**DATASET RECORDS**.
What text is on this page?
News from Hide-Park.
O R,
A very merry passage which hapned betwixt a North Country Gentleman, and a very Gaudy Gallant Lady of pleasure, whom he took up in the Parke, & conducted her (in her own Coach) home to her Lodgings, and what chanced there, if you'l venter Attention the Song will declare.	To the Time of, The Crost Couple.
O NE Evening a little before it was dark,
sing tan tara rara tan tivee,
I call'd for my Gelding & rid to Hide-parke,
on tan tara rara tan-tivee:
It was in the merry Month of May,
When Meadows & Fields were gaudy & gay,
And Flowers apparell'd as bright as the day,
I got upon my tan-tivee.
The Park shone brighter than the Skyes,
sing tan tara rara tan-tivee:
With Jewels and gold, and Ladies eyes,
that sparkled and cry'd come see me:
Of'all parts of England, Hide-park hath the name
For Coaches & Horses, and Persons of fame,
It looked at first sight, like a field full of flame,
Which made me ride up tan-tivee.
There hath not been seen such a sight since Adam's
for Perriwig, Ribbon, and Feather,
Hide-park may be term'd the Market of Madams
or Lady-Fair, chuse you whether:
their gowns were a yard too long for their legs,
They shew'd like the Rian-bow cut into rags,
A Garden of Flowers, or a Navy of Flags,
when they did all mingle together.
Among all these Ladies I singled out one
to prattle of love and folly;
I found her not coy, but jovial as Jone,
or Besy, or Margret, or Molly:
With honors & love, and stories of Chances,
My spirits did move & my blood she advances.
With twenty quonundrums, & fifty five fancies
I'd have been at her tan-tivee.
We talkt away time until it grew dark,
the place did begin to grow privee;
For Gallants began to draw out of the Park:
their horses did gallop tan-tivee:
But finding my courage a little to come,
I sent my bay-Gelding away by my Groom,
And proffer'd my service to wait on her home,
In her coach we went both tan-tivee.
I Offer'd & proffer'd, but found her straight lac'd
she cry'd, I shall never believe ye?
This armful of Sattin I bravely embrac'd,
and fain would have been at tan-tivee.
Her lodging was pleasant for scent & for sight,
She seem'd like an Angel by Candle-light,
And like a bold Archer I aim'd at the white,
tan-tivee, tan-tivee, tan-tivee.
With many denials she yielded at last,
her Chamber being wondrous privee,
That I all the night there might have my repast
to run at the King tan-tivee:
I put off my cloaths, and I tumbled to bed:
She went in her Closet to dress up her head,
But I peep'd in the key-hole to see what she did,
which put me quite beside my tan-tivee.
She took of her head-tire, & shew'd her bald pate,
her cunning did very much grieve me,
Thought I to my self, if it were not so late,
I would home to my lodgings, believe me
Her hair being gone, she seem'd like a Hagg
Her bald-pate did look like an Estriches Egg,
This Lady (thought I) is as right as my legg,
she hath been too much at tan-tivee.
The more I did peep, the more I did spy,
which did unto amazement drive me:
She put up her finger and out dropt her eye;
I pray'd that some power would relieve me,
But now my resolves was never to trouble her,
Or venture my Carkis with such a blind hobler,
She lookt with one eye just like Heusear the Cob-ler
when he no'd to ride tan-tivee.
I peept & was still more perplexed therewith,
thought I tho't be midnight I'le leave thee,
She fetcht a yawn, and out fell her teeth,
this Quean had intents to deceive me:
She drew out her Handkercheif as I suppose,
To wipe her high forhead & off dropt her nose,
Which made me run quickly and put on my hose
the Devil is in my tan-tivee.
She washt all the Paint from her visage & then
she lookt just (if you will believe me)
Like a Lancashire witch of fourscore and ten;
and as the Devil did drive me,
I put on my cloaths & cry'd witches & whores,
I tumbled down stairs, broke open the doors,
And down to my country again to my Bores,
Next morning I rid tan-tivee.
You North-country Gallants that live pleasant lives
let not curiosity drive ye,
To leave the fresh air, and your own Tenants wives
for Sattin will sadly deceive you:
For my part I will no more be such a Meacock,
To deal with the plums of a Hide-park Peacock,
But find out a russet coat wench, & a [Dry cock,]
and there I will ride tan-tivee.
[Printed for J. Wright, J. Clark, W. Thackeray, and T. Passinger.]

**EXERCISE DETAILS**.
Output every record above exactly as it appears.

**WRITTEN ANSWER**.
What text is on this page?
News from Hide-Park.
O R,
A very merry passage which hapned betwixt a North Country Gentleman, and a very Gaudy Gallant Lady of pleasure, whom he took up in the Parke, & conducted her (in her own Coach) home to her Lodgings, and what chanced there, if you'l venter Attention the Song will declare.	To the Time of, The Crost Couple.
O NE Evening a little before it was dark,
sing tan tara rara tan tivee,
I call'd for my Gelding & rid to Hide-parke,
on tan tara rara tan-tivee:
It was in the merry Month of May,
When Meadows & Fields were gaudy & gay,
And Flowers apparell'd as bright as the day,
I got upon my tan-tivee.
The Park shone brighter than the Skyes,
sing tan tara rara tan-tivee:
With Jewels and gold, and Ladies eyes,
that sparkled and cry'd come see me:
Of'all parts of England, Hide-park hath the name
For Coaches & Horses, and Persons of fame,
It looked at first sight, like a field full of flame,
Which made me ride up tan-tivee.
There hath not been seen such a sight since Adam's
for Perriwig, Ribbon, and Feather,
Hide-park may be term'd the Market of Madams
or Lady-Fair, chuse you whether:
their gowns were a yard too long for their legs,
They shew'd like the Rian-bow cut into rags,
A Garden of Flowers, or a Navy of Flags,
when they did all mingle together.
Among all these Ladies I singled out one
to prattle of love and folly;
I found her not coy, but jovial as Jone,
or Besy, or Margret, or Molly:
With honors & love, and stories of Chances,
My spirits did move & my blood she advances.
With twenty quonundrums, & fifty five fancies
I'd have been at her tan-tivee.
We talkt away time until it grew dark,
the place did begin to grow privee;
For Gallants began to draw out of the Park:
their horses did gallop tan-tivee:
But finding my courage a little to come,
I sent my bay-Gelding away by my Groom,
And proffer'd my service to wait on her home,
In her coach we went both tan-tivee.
I Offer'd & proffer'd, but found her straight lac'd
she cry'd, I shall never believe ye?
This armful of Sattin I bravely embrac'd,
and fain would have been at tan-tivee.
Her lodging was pleasant for scent & for sight,
She seem'd like an Angel by Candle-light,
And like a bold Archer I aim'd at the white,
tan-tivee, tan-tivee, tan-tivee.
With many denials she yielded at last,
her Chamber being wondrous privee,
That I all the night there might have my repast
to run at the King tan-tivee:
I put off my cloaths, and I tumbled to bed:
She went in her Closet to dress up her head,
But I peep'd in the key-hole to see what she did,
which put me quite beside my tan-tivee.
She took of her head-tire, & shew'd her bald pate,
her cunning did very much grieve me,
Thought I to my self, if it were not so late,
I would home to my lodgings, believe me
Her hair being gone, she seem'd like a Hagg
Her bald-pate did look like an Estriches Egg,
This Lady (thought I) is as right as my legg,
she hath been too much at tan-tivee.
The more I did peep, the more I did spy,
which did unto amazement drive me:
She put up her finger and out dropt her eye;
I pray'd that some power would relieve me,
But now my resolves was never to trouble her,
Or venture my Carkis with such a blind hobler,
She lookt with one eye just like Heusear the Cob-ler
when he no'd to ride tan-tivee.
I peept & was still more perplexed therewith,
thought I tho't be midnight I'le leave thee,
She fetcht a yawn, and out fell her teeth,
this Quean had intents to deceive me:
She drew out her Handkercheif as I suppose,
To wipe her high forhead & off dropt her nose,
Which made me run quickly and put on my hose
the Devil is in my tan-tivee.
She washt all the Paint from her visage & then
she lookt just (if you will believe me)
Like a Lancashire witch of fourscore and ten;
and as the Devil did drive me,
I put on my cloaths & cry'd witches & whores,
I tumbled down stairs, broke open the doors,
And down to my country again to my Bores,
Next morning I rid tan-tivee.
You North-country Gallants that live pleasant lives
let not curiosity drive ye,
To leave the fresh air, and your own Tenants wives
for Sattin will sadly deceive you:
For my part I will no more be such a Meacock,
To deal with the plums of a Hide-park Peacock,
But find out a russet coat wench, & a [Dry cock,]
and there I will ride tan-tivee.
[Printed for J. Wright, J. Clark, W. Thackeray, and T. Passinger.]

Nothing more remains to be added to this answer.